Task description. Render every entry verbatim.

Rows.
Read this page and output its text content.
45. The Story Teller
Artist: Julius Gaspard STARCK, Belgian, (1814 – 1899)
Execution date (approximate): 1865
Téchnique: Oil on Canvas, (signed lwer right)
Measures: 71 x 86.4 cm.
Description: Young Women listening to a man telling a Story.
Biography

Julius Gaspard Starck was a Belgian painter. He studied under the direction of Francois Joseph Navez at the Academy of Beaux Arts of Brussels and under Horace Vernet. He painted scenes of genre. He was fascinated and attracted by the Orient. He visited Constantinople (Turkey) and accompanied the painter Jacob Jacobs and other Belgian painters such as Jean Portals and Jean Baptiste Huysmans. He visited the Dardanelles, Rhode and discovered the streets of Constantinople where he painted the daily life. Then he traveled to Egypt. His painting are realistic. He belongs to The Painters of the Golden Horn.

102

Result.
Read this page and output its text content.
45. The Story Teller
Artist: Julius Gaspard STARCK, Belgian, (1814 – 1899)
Execution date (approximate): 1865
Téchnique: Oil on Canvas, (signed lwer right)
Measures: 71 x 86.4 cm.
Description: Young Women listening to a man telling a Story.
Biography

Julius Gaspard Starck was a Belgian painter. He studied under the direction of Francois Joseph Navez at the Academy of Beaux Arts of Brussels and under Horace Vernet. He painted scenes of genre. He was fascinated and attracted by the Orient. He visited Constantinople (Turkey) and accompanied the painter Jacob Jacobs and other Belgian painters such as Jean Portals and Jean Baptiste Huysmans. He visited the Dardanelles, Rhode and discovered the streets of Constantinople where he painted the daily life. Then he traveled to Egypt. His painting are realistic. He belongs to The Painters of the Golden Horn.

102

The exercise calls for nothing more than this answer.